Aim of the exercise
Copy exactly the lines of the records below, starting at the line that contains "Output a JSON" and continuing through the last line, both included; omit any pictures.

Exercise data
--*--
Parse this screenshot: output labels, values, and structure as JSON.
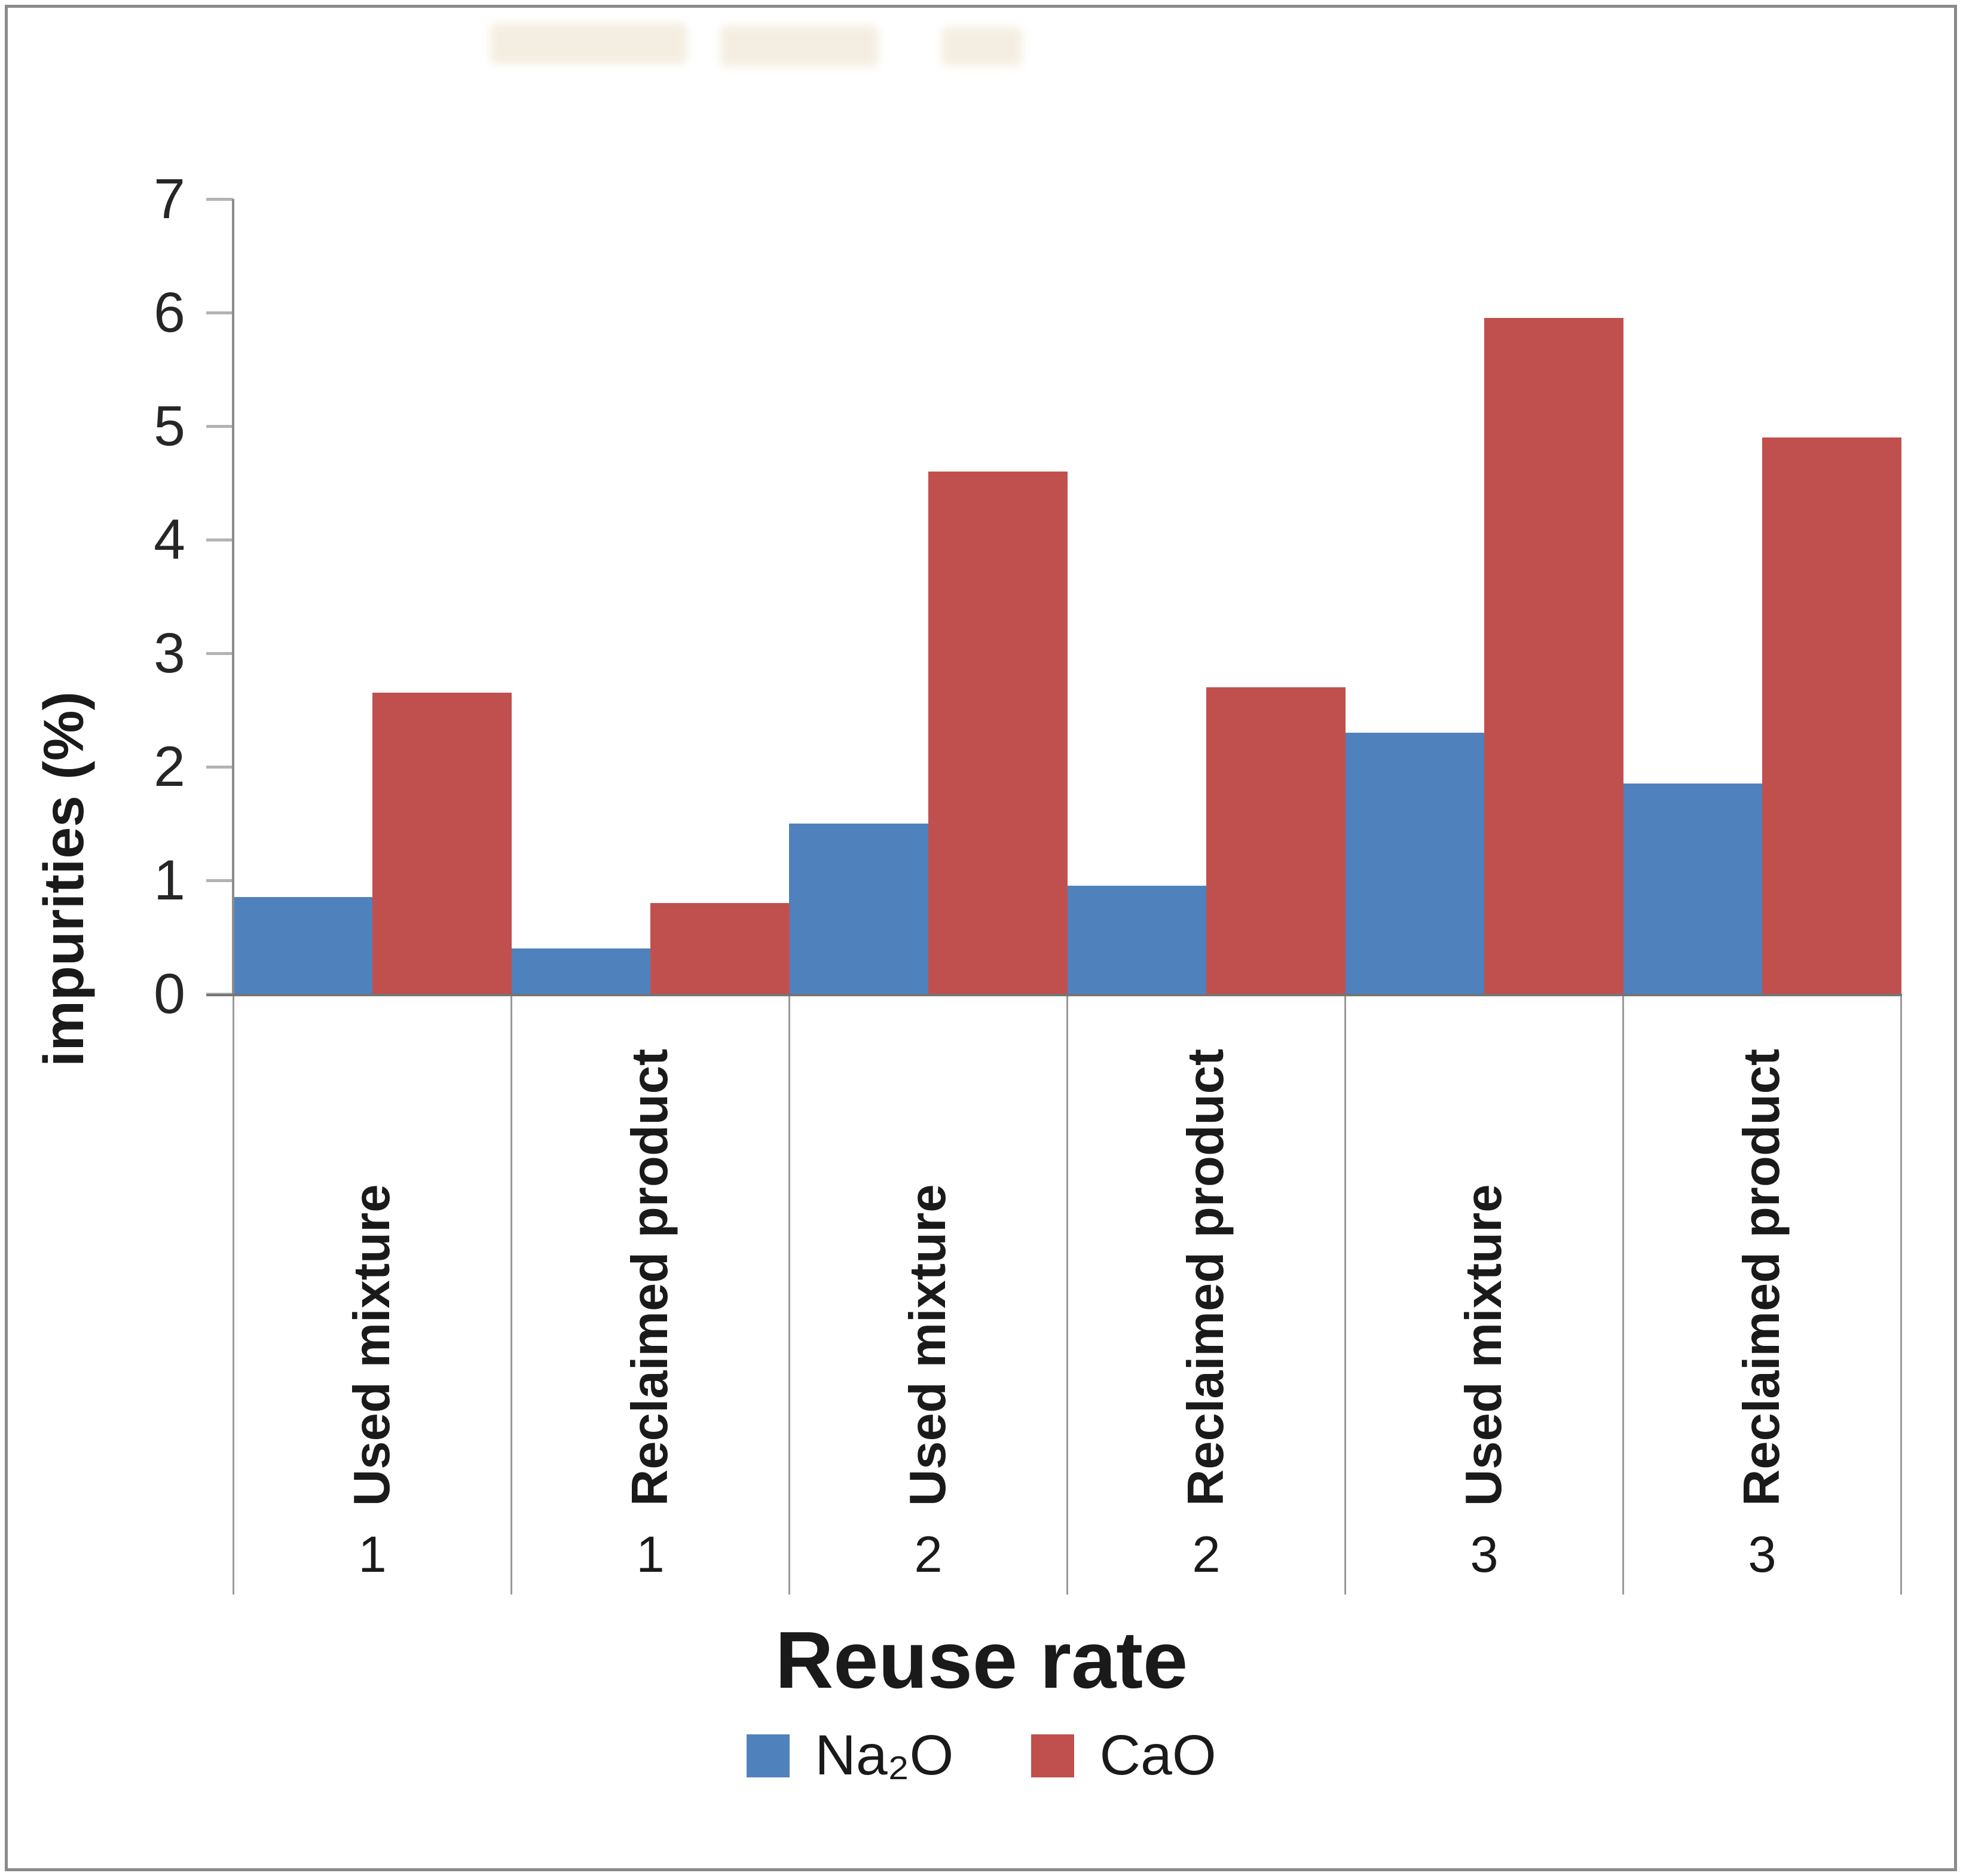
{
  "figure": {
    "ylabel": "impurities (%)",
    "xlabel": "Reuse rate"
  },
  "legend": {
    "items": [
      {
        "label": "Na₂O",
        "color": "#4f81bd"
      },
      {
        "label": "CaO",
        "color": "#c0504d"
      }
    ]
  },
  "chart_data": {
    "type": "bar",
    "title": "",
    "xlabel": "Reuse rate",
    "ylabel": "impurities (%)",
    "ylim": [
      0,
      7
    ],
    "yticks": [
      0,
      1,
      2,
      3,
      4,
      5,
      6,
      7
    ],
    "grid": false,
    "legend_position": "bottom-center",
    "categories": [
      {
        "label": "Used mixture",
        "group": "1"
      },
      {
        "label": "Reclaimed product",
        "group": "1"
      },
      {
        "label": "Used mixture",
        "group": "2"
      },
      {
        "label": "Reclaimed product",
        "group": "2"
      },
      {
        "label": "Used mixture",
        "group": "3"
      },
      {
        "label": "Reclaimed product",
        "group": "3"
      }
    ],
    "series": [
      {
        "name": "Na2O",
        "display": "Na₂O",
        "color": "#4f81bd",
        "values": [
          0.85,
          0.4,
          1.5,
          0.95,
          2.3,
          1.85
        ]
      },
      {
        "name": "CaO",
        "display": "CaO",
        "color": "#c0504d",
        "values": [
          2.65,
          0.8,
          4.6,
          2.7,
          5.95,
          4.9
        ]
      }
    ]
  },
  "style": {
    "axis_color": "#8c8c8c",
    "baseline_color": "#757575",
    "separator_color": "#9a9a9a",
    "tick_color": "#b3b3b3",
    "text_color": "#1a1a1a"
  }
}
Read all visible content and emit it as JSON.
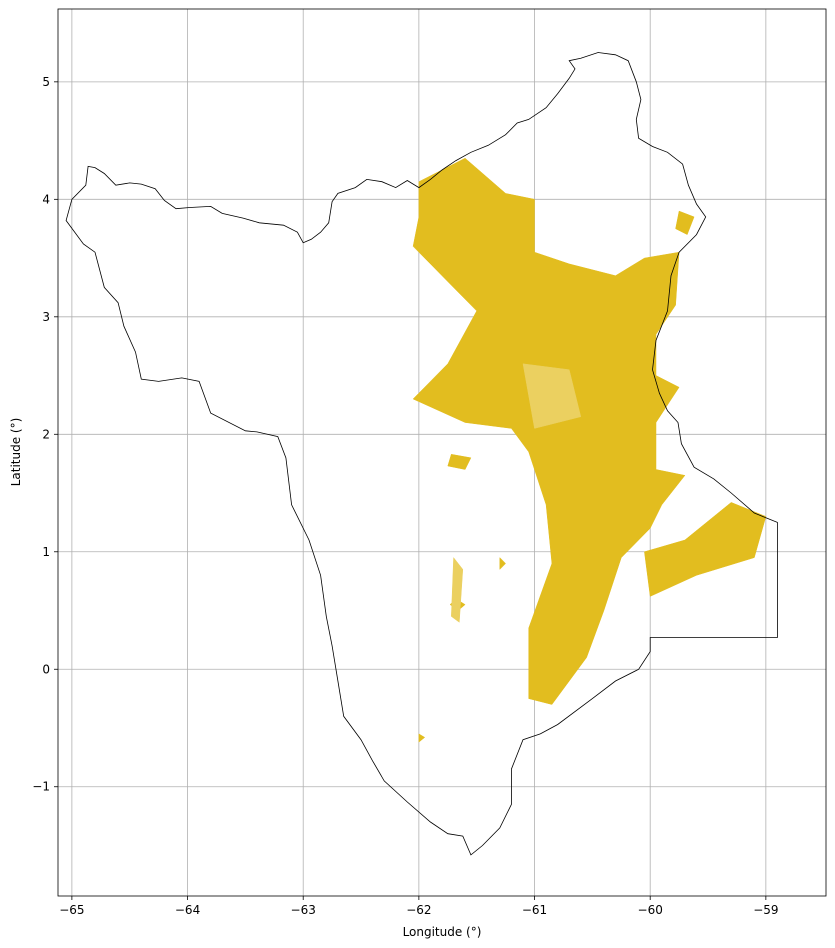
{
  "chart_data": {
    "type": "map",
    "xlabel": "Longitude (°)",
    "ylabel": "Latitude (°)",
    "xlim": [
      -65.12,
      -58.48
    ],
    "ylim": [
      -1.93,
      5.62
    ],
    "x_ticks": [
      -65,
      -64,
      -63,
      -62,
      -61,
      -60,
      -59
    ],
    "y_ticks": [
      -1,
      0,
      1,
      2,
      3,
      4,
      5
    ],
    "x_tick_labels": [
      "−65",
      "−64",
      "−63",
      "−62",
      "−61",
      "−60",
      "−59"
    ],
    "y_tick_labels": [
      "−1",
      "0",
      "1",
      "2",
      "3",
      "4",
      "5"
    ],
    "grid": true,
    "colors": {
      "fill": "#e2bd1f",
      "fill_light": "#ebd060",
      "outline": "#000000",
      "grid": "#b0b0b0"
    },
    "boundary": [
      [
        -64.86,
        4.28
      ],
      [
        -64.8,
        4.27
      ],
      [
        -64.72,
        4.22
      ],
      [
        -64.62,
        4.12
      ],
      [
        -64.5,
        4.14
      ],
      [
        -64.4,
        4.13
      ],
      [
        -64.28,
        4.09
      ],
      [
        -64.2,
        3.99
      ],
      [
        -64.1,
        3.92
      ],
      [
        -63.98,
        3.93
      ],
      [
        -63.8,
        3.94
      ],
      [
        -63.7,
        3.88
      ],
      [
        -63.52,
        3.84
      ],
      [
        -63.38,
        3.8
      ],
      [
        -63.17,
        3.78
      ],
      [
        -63.05,
        3.72
      ],
      [
        -63.0,
        3.63
      ],
      [
        -62.93,
        3.66
      ],
      [
        -62.85,
        3.72
      ],
      [
        -62.78,
        3.8
      ],
      [
        -62.75,
        3.98
      ],
      [
        -62.7,
        4.05
      ],
      [
        -62.55,
        4.1
      ],
      [
        -62.45,
        4.17
      ],
      [
        -62.32,
        4.15
      ],
      [
        -62.2,
        4.1
      ],
      [
        -62.1,
        4.16
      ],
      [
        -62.0,
        4.1
      ],
      [
        -61.9,
        4.17
      ],
      [
        -61.8,
        4.25
      ],
      [
        -61.68,
        4.33
      ],
      [
        -61.55,
        4.4
      ],
      [
        -61.4,
        4.46
      ],
      [
        -61.25,
        4.55
      ],
      [
        -61.15,
        4.65
      ],
      [
        -61.05,
        4.68
      ],
      [
        -60.9,
        4.78
      ],
      [
        -60.8,
        4.9
      ],
      [
        -60.7,
        5.03
      ],
      [
        -60.65,
        5.11
      ],
      [
        -60.7,
        5.18
      ],
      [
        -60.6,
        5.2
      ],
      [
        -60.45,
        5.25
      ],
      [
        -60.3,
        5.23
      ],
      [
        -60.19,
        5.18
      ],
      [
        -60.12,
        5.0
      ],
      [
        -60.08,
        4.85
      ],
      [
        -60.12,
        4.68
      ],
      [
        -60.1,
        4.52
      ],
      [
        -59.98,
        4.45
      ],
      [
        -59.85,
        4.4
      ],
      [
        -59.72,
        4.3
      ],
      [
        -59.67,
        4.12
      ],
      [
        -59.6,
        3.96
      ],
      [
        -59.52,
        3.85
      ],
      [
        -59.6,
        3.7
      ],
      [
        -59.75,
        3.55
      ],
      [
        -59.82,
        3.35
      ],
      [
        -59.85,
        3.05
      ],
      [
        -59.95,
        2.8
      ],
      [
        -59.98,
        2.55
      ],
      [
        -59.92,
        2.35
      ],
      [
        -59.85,
        2.2
      ],
      [
        -59.76,
        2.1
      ],
      [
        -59.73,
        1.92
      ],
      [
        -59.62,
        1.72
      ],
      [
        -59.45,
        1.62
      ],
      [
        -59.3,
        1.5
      ],
      [
        -59.1,
        1.33
      ],
      [
        -58.9,
        1.25
      ],
      [
        -58.9,
        0.27
      ],
      [
        -60.0,
        0.27
      ],
      [
        -60.0,
        0.15
      ],
      [
        -60.1,
        0.0
      ],
      [
        -60.3,
        -0.1
      ],
      [
        -60.5,
        -0.25
      ],
      [
        -60.8,
        -0.47
      ],
      [
        -60.95,
        -0.55
      ],
      [
        -61.1,
        -0.6
      ],
      [
        -61.2,
        -0.85
      ],
      [
        -61.2,
        -1.15
      ],
      [
        -61.3,
        -1.35
      ],
      [
        -61.45,
        -1.5
      ],
      [
        -61.55,
        -1.58
      ],
      [
        -61.62,
        -1.42
      ],
      [
        -61.75,
        -1.4
      ],
      [
        -61.9,
        -1.3
      ],
      [
        -62.1,
        -1.13
      ],
      [
        -62.3,
        -0.95
      ],
      [
        -62.4,
        -0.78
      ],
      [
        -62.5,
        -0.6
      ],
      [
        -62.65,
        -0.4
      ],
      [
        -62.7,
        -0.1
      ],
      [
        -62.75,
        0.2
      ],
      [
        -62.8,
        0.45
      ],
      [
        -62.85,
        0.8
      ],
      [
        -62.95,
        1.1
      ],
      [
        -63.1,
        1.4
      ],
      [
        -63.15,
        1.8
      ],
      [
        -63.22,
        1.98
      ],
      [
        -63.4,
        2.02
      ],
      [
        -63.5,
        2.03
      ],
      [
        -63.8,
        2.18
      ],
      [
        -63.9,
        2.45
      ],
      [
        -64.05,
        2.48
      ],
      [
        -64.25,
        2.45
      ],
      [
        -64.4,
        2.47
      ],
      [
        -64.45,
        2.7
      ],
      [
        -64.55,
        2.92
      ],
      [
        -64.6,
        3.12
      ],
      [
        -64.72,
        3.25
      ],
      [
        -64.8,
        3.55
      ],
      [
        -64.9,
        3.62
      ],
      [
        -65.05,
        3.82
      ],
      [
        -65.0,
        4.0
      ],
      [
        -64.88,
        4.12
      ],
      [
        -64.86,
        4.28
      ]
    ],
    "farm_regions": [
      {
        "shade": "fill",
        "points": [
          [
            -62.0,
            4.15
          ],
          [
            -61.6,
            4.35
          ],
          [
            -61.25,
            4.05
          ],
          [
            -61.0,
            4.0
          ],
          [
            -61.0,
            3.55
          ],
          [
            -60.7,
            3.45
          ],
          [
            -60.3,
            3.35
          ],
          [
            -60.05,
            3.5
          ],
          [
            -59.75,
            3.55
          ],
          [
            -59.78,
            3.1
          ],
          [
            -59.95,
            2.85
          ],
          [
            -59.95,
            2.5
          ],
          [
            -59.75,
            2.4
          ],
          [
            -59.95,
            2.1
          ],
          [
            -59.95,
            1.7
          ],
          [
            -59.7,
            1.65
          ],
          [
            -59.9,
            1.4
          ],
          [
            -60.0,
            1.2
          ],
          [
            -60.25,
            0.95
          ],
          [
            -60.4,
            0.5
          ],
          [
            -60.55,
            0.1
          ],
          [
            -60.85,
            -0.3
          ],
          [
            -61.05,
            -0.25
          ],
          [
            -61.05,
            0.35
          ],
          [
            -60.85,
            0.9
          ],
          [
            -60.9,
            1.4
          ],
          [
            -61.05,
            1.85
          ],
          [
            -61.2,
            2.05
          ],
          [
            -61.6,
            2.1
          ],
          [
            -62.05,
            2.3
          ],
          [
            -61.75,
            2.6
          ],
          [
            -61.5,
            3.05
          ],
          [
            -61.8,
            3.35
          ],
          [
            -62.05,
            3.6
          ],
          [
            -62.0,
            3.85
          ]
        ]
      },
      {
        "shade": "fill",
        "points": [
          [
            -60.05,
            1.0
          ],
          [
            -59.7,
            1.1
          ],
          [
            -59.3,
            1.42
          ],
          [
            -59.0,
            1.3
          ],
          [
            -59.1,
            0.95
          ],
          [
            -59.6,
            0.8
          ],
          [
            -60.0,
            0.62
          ]
        ]
      },
      {
        "shade": "fill",
        "points": [
          [
            -59.75,
            3.9
          ],
          [
            -59.62,
            3.85
          ],
          [
            -59.68,
            3.7
          ],
          [
            -59.78,
            3.75
          ]
        ]
      },
      {
        "shade": "fill",
        "points": [
          [
            -61.72,
            1.83
          ],
          [
            -61.55,
            1.8
          ],
          [
            -61.6,
            1.7
          ],
          [
            -61.75,
            1.73
          ]
        ]
      },
      {
        "shade": "fill",
        "points": [
          [
            -61.68,
            0.6
          ],
          [
            -61.6,
            0.55
          ],
          [
            -61.66,
            0.5
          ],
          [
            -61.73,
            0.55
          ]
        ]
      },
      {
        "shade": "fill",
        "points": [
          [
            -61.3,
            0.95
          ],
          [
            -61.25,
            0.9
          ],
          [
            -61.3,
            0.85
          ]
        ]
      },
      {
        "shade": "fill",
        "points": [
          [
            -62.0,
            -0.55
          ],
          [
            -61.95,
            -0.58
          ],
          [
            -62.0,
            -0.62
          ]
        ]
      },
      {
        "shade": "fill_light",
        "points": [
          [
            -61.1,
            2.6
          ],
          [
            -60.7,
            2.55
          ],
          [
            -60.6,
            2.15
          ],
          [
            -61.0,
            2.05
          ]
        ]
      },
      {
        "shade": "fill_light",
        "points": [
          [
            -61.7,
            0.95
          ],
          [
            -61.62,
            0.85
          ],
          [
            -61.65,
            0.4
          ],
          [
            -61.72,
            0.45
          ]
        ]
      }
    ]
  }
}
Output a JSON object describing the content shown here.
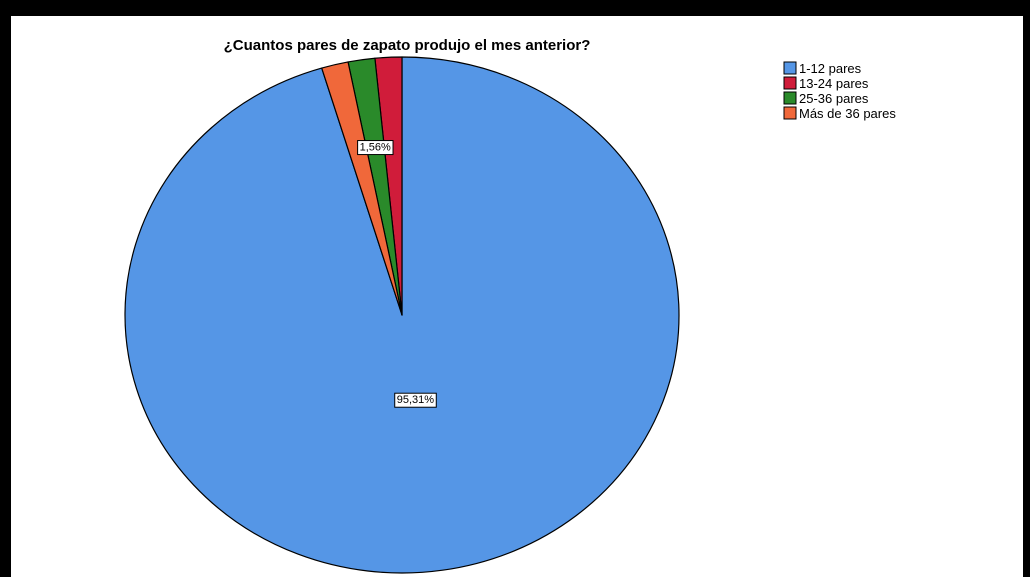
{
  "chart_data": {
    "type": "pie",
    "title": "¿Cuantos pares de zapato produjo el mes anterior?",
    "categories": [
      "1-12 pares",
      "13-24 pares",
      "25-36 pares",
      "Más de 36 pares"
    ],
    "values": [
      95.31,
      1.56,
      1.56,
      1.56
    ],
    "data_labels": [
      "95,31%",
      null,
      "1,56%",
      null
    ],
    "colors": [
      "#5596e6",
      "#d01c3a",
      "#2a8a2a",
      "#f0683a"
    ],
    "legend_position": "top-right"
  }
}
--*--
Answer below
Output a JSON object describing the content shown here.
{
  "chart_data": {
    "type": "pie",
    "title": "¿Cuantos pares de zapato produjo el mes anterior?",
    "categories": [
      "1-12 pares",
      "13-24 pares",
      "25-36 pares",
      "Más de 36 pares"
    ],
    "values": [
      95.31,
      1.56,
      1.56,
      1.56
    ],
    "data_labels": [
      "95,31%",
      null,
      "1,56%",
      null
    ],
    "colors": [
      "#5596e6",
      "#d01c3a",
      "#2a8a2a",
      "#f0683a"
    ],
    "legend_position": "top-right"
  }
}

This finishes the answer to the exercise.